Entries taken from a collection:

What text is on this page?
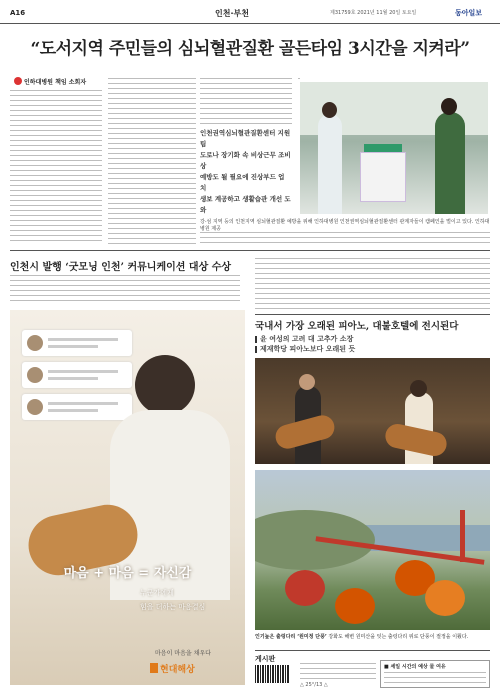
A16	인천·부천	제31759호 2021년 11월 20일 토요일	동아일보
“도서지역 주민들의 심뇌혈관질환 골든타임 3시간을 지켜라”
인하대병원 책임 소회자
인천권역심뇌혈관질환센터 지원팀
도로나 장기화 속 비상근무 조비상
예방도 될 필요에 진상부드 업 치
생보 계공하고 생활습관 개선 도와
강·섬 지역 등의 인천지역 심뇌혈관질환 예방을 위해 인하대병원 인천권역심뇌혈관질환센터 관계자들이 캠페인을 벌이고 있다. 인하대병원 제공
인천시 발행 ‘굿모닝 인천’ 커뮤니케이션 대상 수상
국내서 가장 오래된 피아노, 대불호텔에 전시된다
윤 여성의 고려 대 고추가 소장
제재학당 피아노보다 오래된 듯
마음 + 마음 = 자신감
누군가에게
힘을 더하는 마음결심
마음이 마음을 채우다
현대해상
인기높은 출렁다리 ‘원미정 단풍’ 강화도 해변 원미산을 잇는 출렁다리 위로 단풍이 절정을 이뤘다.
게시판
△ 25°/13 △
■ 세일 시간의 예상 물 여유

* [WHAT NEEDS TO BE DONE] Give an exact copy of the material, leaving out every picture.

* [RESULT OF THE EXERCISE]
What text is on this page?
A16	인천·부천	제31759호 2021년 11월 20일 토요일	동아일보
“도서지역 주민들의 심뇌혈관질환 골든타임 3시간을 지켜라”
인하대병원 책임 소회자
인천권역심뇌혈관질환센터 지원팀
도로나 장기화 속 비상근무 조비상
예방도 될 필요에 진상부드 업 치
생보 계공하고 생활습관 개선 도와
강·섬 지역 등의 인천지역 심뇌혈관질환 예방을 위해 인하대병원 인천권역심뇌혈관질환센터 관계자들이 캠페인을 벌이고 있다. 인하대병원 제공
인천시 발행 ‘굿모닝 인천’ 커뮤니케이션 대상 수상
국내서 가장 오래된 피아노, 대불호텔에 전시된다
윤 여성의 고려 대 고추가 소장
제재학당 피아노보다 오래된 듯
마음 + 마음 = 자신감
누군가에게
힘을 더하는 마음결심
마음이 마음을 채우다
현대해상
인기높은 출렁다리 ‘원미정 단풍’ 강화도 해변 원미산을 잇는 출렁다리 위로 단풍이 절정을 이뤘다.
게시판
△ 25°/13 △
■ 세일 시간의 예상 물 여유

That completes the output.